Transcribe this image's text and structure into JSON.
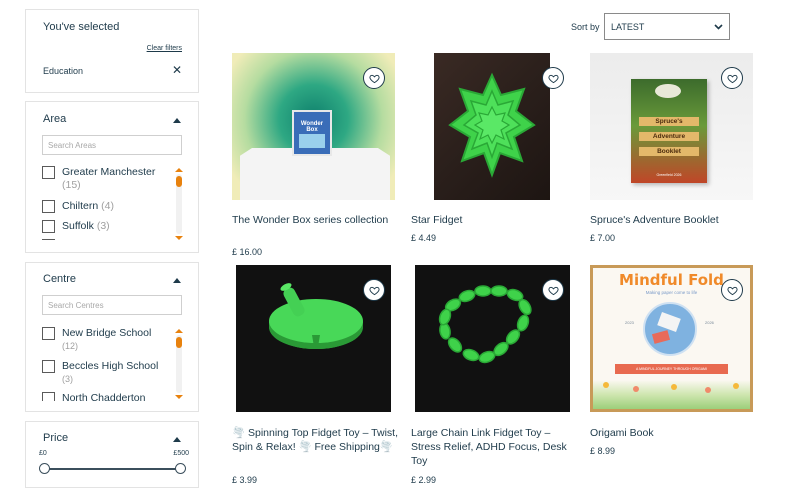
{
  "filters": {
    "selected": {
      "heading": "You've selected",
      "clear_label": "Clear filters",
      "chip": "Education",
      "chip_remove": "✕"
    },
    "area": {
      "heading": "Area",
      "search_placeholder": "Search Areas",
      "options": [
        {
          "label": "Greater Manchester",
          "count": "(15)"
        },
        {
          "label": "Chiltern",
          "count": "(4)"
        },
        {
          "label": "Suffolk",
          "count": "(3)"
        }
      ]
    },
    "centre": {
      "heading": "Centre",
      "search_placeholder": "Search Centres",
      "options": [
        {
          "label": "New Bridge School",
          "count": "(12)"
        },
        {
          "label": "Beccles High School",
          "count": "(3)"
        },
        {
          "label": "North Chadderton",
          "count": ""
        }
      ]
    },
    "price": {
      "heading": "Price",
      "min_label": "£0",
      "max_label": "£500"
    }
  },
  "sort": {
    "label": "Sort by",
    "value": "LATEST"
  },
  "products": [
    {
      "title": "The Wonder Box series collection",
      "price": "£ 16.00"
    },
    {
      "title": "Star Fidget",
      "price": "£ 4.49"
    },
    {
      "title": "Spruce's Adventure Booklet",
      "price": "£ 7.00"
    },
    {
      "title": "🌪️ Spinning Top Fidget Toy – Twist, Spin & Relax! 🌪️ Free Shipping🌪️",
      "price": "£ 3.99"
    },
    {
      "title": "Large Chain Link Fidget Toy – Stress Relief, ADHD Focus, Desk Toy",
      "price": "£ 2.99"
    },
    {
      "title": "Origami Book",
      "price": "£ 8.99"
    }
  ],
  "product_images": {
    "booklet": {
      "badge": "Spruce's",
      "line2": "Adventure",
      "line3": "Booklet",
      "footer": "Greenfield 2026"
    },
    "origami": {
      "title": "Mindful Fold",
      "subtitle": "Making paper come to life",
      "ribbon": "A MINDFUL JOURNEY THROUGH ORIGAMI",
      "left_tag": "2023",
      "right_tag": "2026"
    },
    "wonder": {
      "text": "Wonder Box"
    }
  },
  "icons": {
    "favorite": "heart-outline-icon",
    "collapse": "chevron-up-icon",
    "sort": "chevron-down-icon"
  },
  "colors": {
    "text": "#1e3a4a",
    "accent": "#e8820e",
    "border": "#e3e3e3"
  }
}
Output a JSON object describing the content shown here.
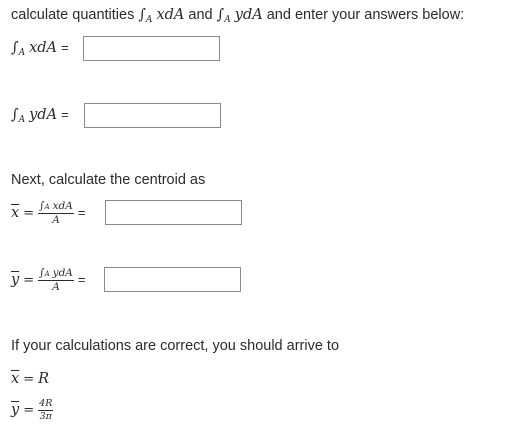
{
  "instructions": {
    "prefix": "calculate quantities",
    "and": "and",
    "suffix": "and enter your answers below:"
  },
  "math": {
    "integral": "∫",
    "region": "A",
    "x_dA": "xdA",
    "y_dA": "ydA",
    "x": "x",
    "y": "y",
    "equals": "=",
    "den_A": "A",
    "result_R": "R",
    "result_num": "4R",
    "result_den": "3π"
  },
  "fields": {
    "int_x_dA_value": "",
    "int_y_dA_value": "",
    "x_bar_value": "",
    "y_bar_value": ""
  },
  "next_text": "Next, calculate the centroid as",
  "result_text": "If your calculations are correct, you should arrive to"
}
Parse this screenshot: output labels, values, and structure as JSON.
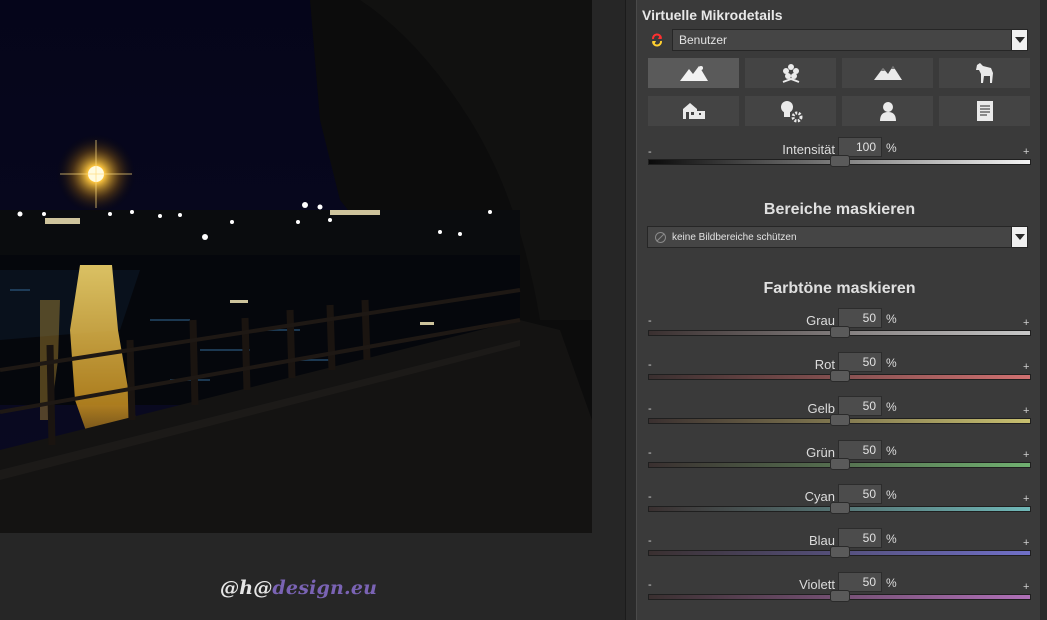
{
  "panel": {
    "title": "Virtuelle Mikrodetails",
    "preset": {
      "value": "Benutzer"
    },
    "icon_buttons": [
      {
        "name": "landscape-icon",
        "active": true
      },
      {
        "name": "flower-icon",
        "active": false
      },
      {
        "name": "mountain-icon",
        "active": false
      },
      {
        "name": "horse-icon",
        "active": false
      },
      {
        "name": "buildings-icon",
        "active": false
      },
      {
        "name": "lightbulb-gear-icon",
        "active": false
      },
      {
        "name": "portrait-icon",
        "active": false
      },
      {
        "name": "document-icon",
        "active": false
      }
    ],
    "intensity": {
      "label": "Intensität",
      "value": "100",
      "unit": "%",
      "minus": "-",
      "plus": "+",
      "level": 0.5
    },
    "mask_areas": {
      "heading": "Bereiche maskieren",
      "value": "keine Bildbereiche schützen"
    },
    "mask_tones": {
      "heading": "Farbtöne maskieren",
      "sliders": [
        {
          "key": "grau",
          "label": "Grau",
          "value": "50",
          "unit": "%",
          "minus": "-",
          "plus": "+",
          "level": 0.5,
          "color": "#c8c8c8"
        },
        {
          "key": "rot",
          "label": "Rot",
          "value": "50",
          "unit": "%",
          "minus": "-",
          "plus": "+",
          "level": 0.5,
          "color": "#d07070"
        },
        {
          "key": "gelb",
          "label": "Gelb",
          "value": "50",
          "unit": "%",
          "minus": "-",
          "plus": "+",
          "level": 0.5,
          "color": "#c8c070"
        },
        {
          "key": "gruen",
          "label": "Grün",
          "value": "50",
          "unit": "%",
          "minus": "-",
          "plus": "+",
          "level": 0.5,
          "color": "#70b070"
        },
        {
          "key": "cyan",
          "label": "Cyan",
          "value": "50",
          "unit": "%",
          "minus": "-",
          "plus": "+",
          "level": 0.5,
          "color": "#70b8b8"
        },
        {
          "key": "blau",
          "label": "Blau",
          "value": "50",
          "unit": "%",
          "minus": "-",
          "plus": "+",
          "level": 0.5,
          "color": "#7070c8"
        },
        {
          "key": "violett",
          "label": "Violett",
          "value": "50",
          "unit": "%",
          "minus": "-",
          "plus": "+",
          "level": 0.5,
          "color": "#b070b8"
        }
      ]
    }
  },
  "watermark": {
    "part1": "@h@",
    "part2": "design.eu"
  }
}
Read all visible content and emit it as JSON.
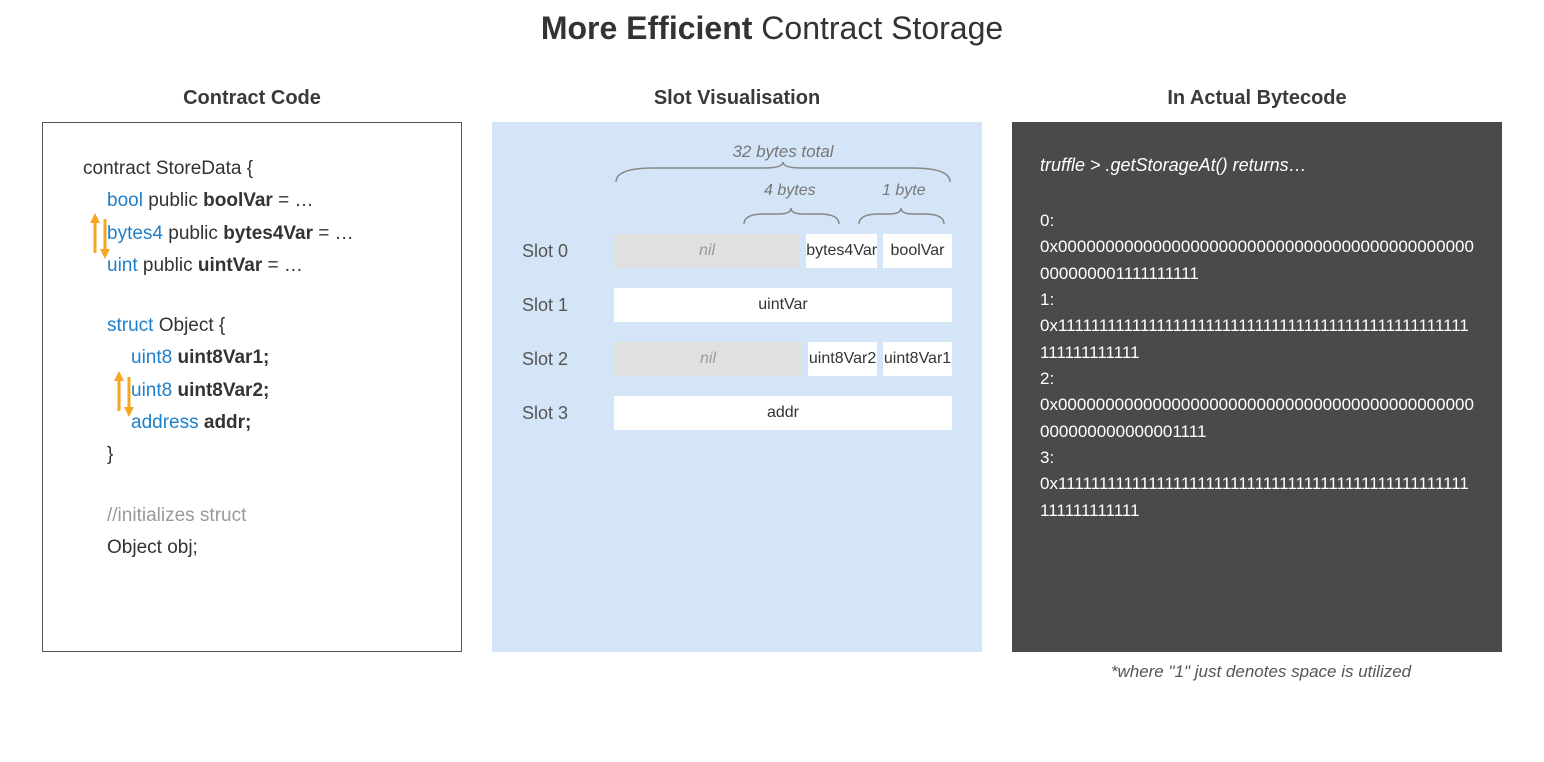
{
  "title": {
    "bold": "More Efficient",
    "rest": " Contract Storage"
  },
  "columns": {
    "code": {
      "title": "Contract Code"
    },
    "slots": {
      "title": "Slot Visualisation"
    },
    "bytecode": {
      "title": "In Actual Bytecode"
    }
  },
  "code": {
    "line1a": "contract StoreData {",
    "line2_kw": "bool",
    "line2_mid": " public ",
    "line2_var": "boolVar",
    "line2_end": " = …",
    "line3_kw": "bytes4",
    "line3_mid": " public ",
    "line3_var": "bytes4Var",
    "line3_end": " = …",
    "line4_kw": "uint",
    "line4_mid": " public ",
    "line4_var": "uintVar",
    "line4_end": " = …",
    "line5_kw": "struct",
    "line5_name": " Object {",
    "line6_kw": "uint8",
    "line6_var": " uint8Var1;",
    "line7_kw": "uint8",
    "line7_var": " uint8Var2;",
    "line8_kw": "address",
    "line8_var": " addr;",
    "line9": "}",
    "line10": "//initializes struct",
    "line11": "Object obj;"
  },
  "slotvis": {
    "total_label": "32 bytes total",
    "b4_label": "4 bytes",
    "b1_label": "1 byte",
    "slot0": "Slot 0",
    "slot1": "Slot 1",
    "slot2": "Slot 2",
    "slot3": "Slot 3",
    "nil": "nil",
    "bytes4Var": "bytes4Var",
    "boolVar": "boolVar",
    "uintVar": "uintVar",
    "uint8Var2": "uint8Var2",
    "uint8Var1": "uint8Var1",
    "addr": "addr"
  },
  "bytecode": {
    "cmd": "truffle > .getStorageAt() returns…",
    "l0": "0:",
    "v0": "0x00000000000000000000000000000000000000000000000000001111111111",
    "l1": "1:",
    "v1": "0x11111111111111111111111111111111111111111111111111111111111111",
    "l2": "2:",
    "v2": "0x00000000000000000000000000000000000000000000000000000000001111",
    "l3": "3:",
    "v3": "0x11111111111111111111111111111111111111111111111111111111111111",
    "footnote": "*where \"1\" just denotes space is utilized"
  }
}
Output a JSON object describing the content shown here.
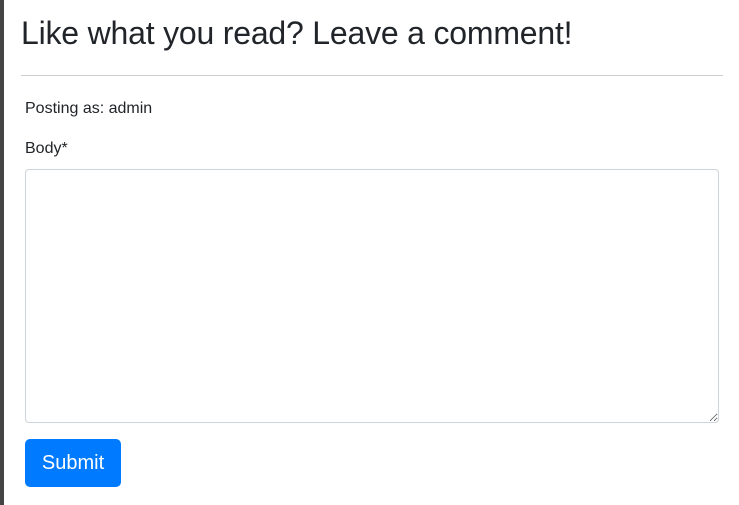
{
  "comment_form": {
    "heading": "Like what you read? Leave a comment!",
    "posting_as": "Posting as: admin",
    "body_label": "Body*",
    "body_value": "",
    "body_placeholder": "",
    "submit_label": "Submit"
  },
  "colors": {
    "primary_button": "#007bff",
    "text": "#212529",
    "divider": "#cfcfcf",
    "left_rule": "#444444"
  }
}
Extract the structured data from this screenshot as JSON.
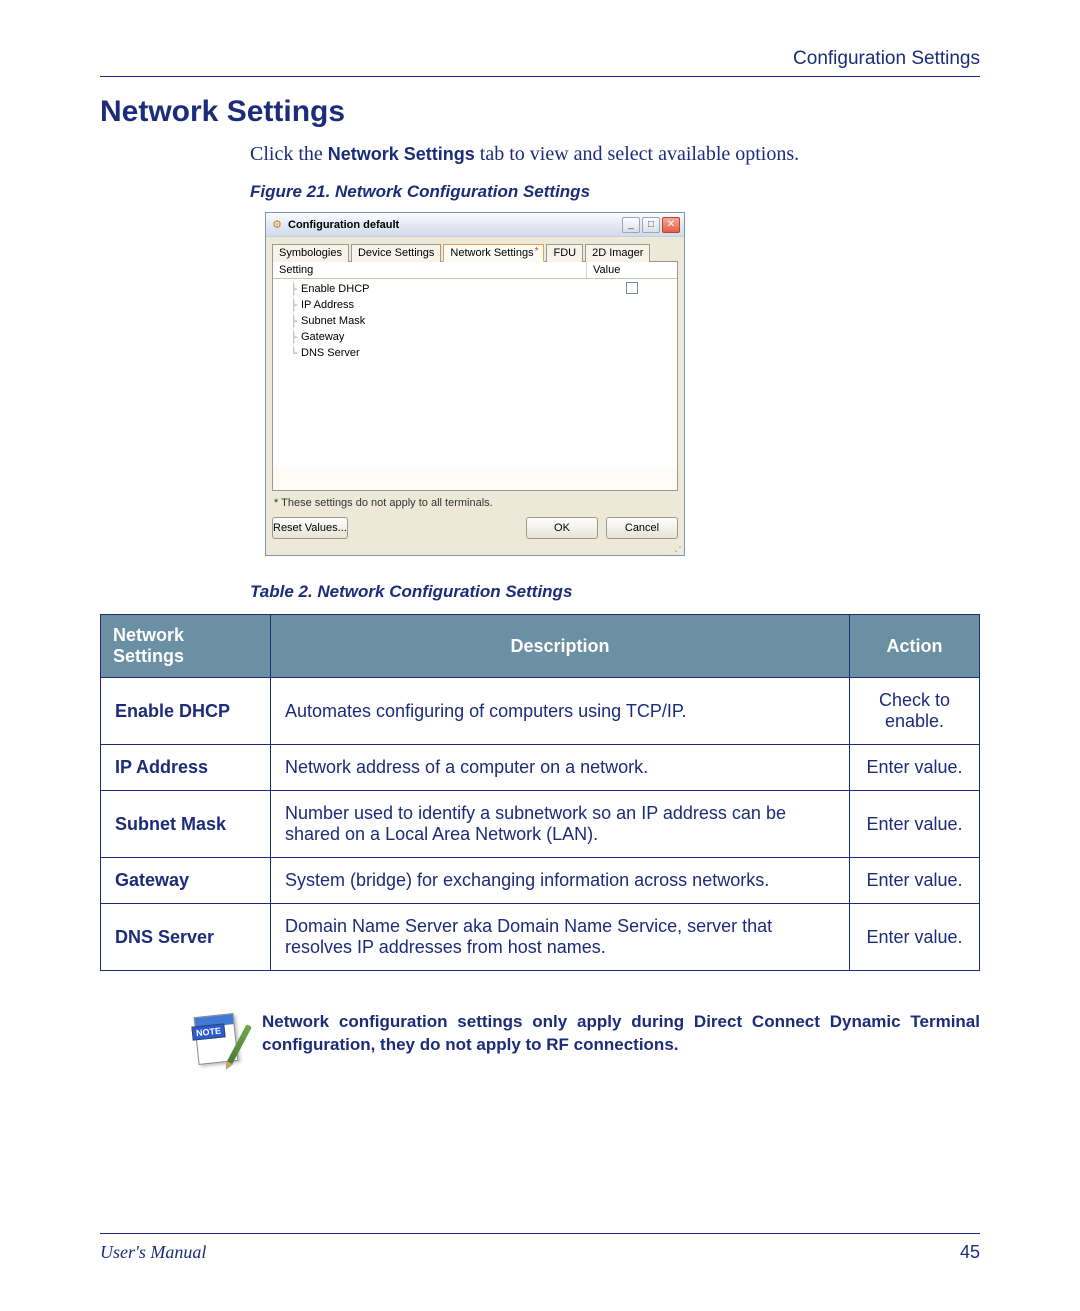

^^^^^^^^^^^^^^^^

- [WHAT IS NEEDED] Check each line above for the word "public", and copy the lines where it appears.

- [THE OUTPUT]
    "line2_mid": " public ",
    "line3_mid": " public ",
    "line4_mid": " public ",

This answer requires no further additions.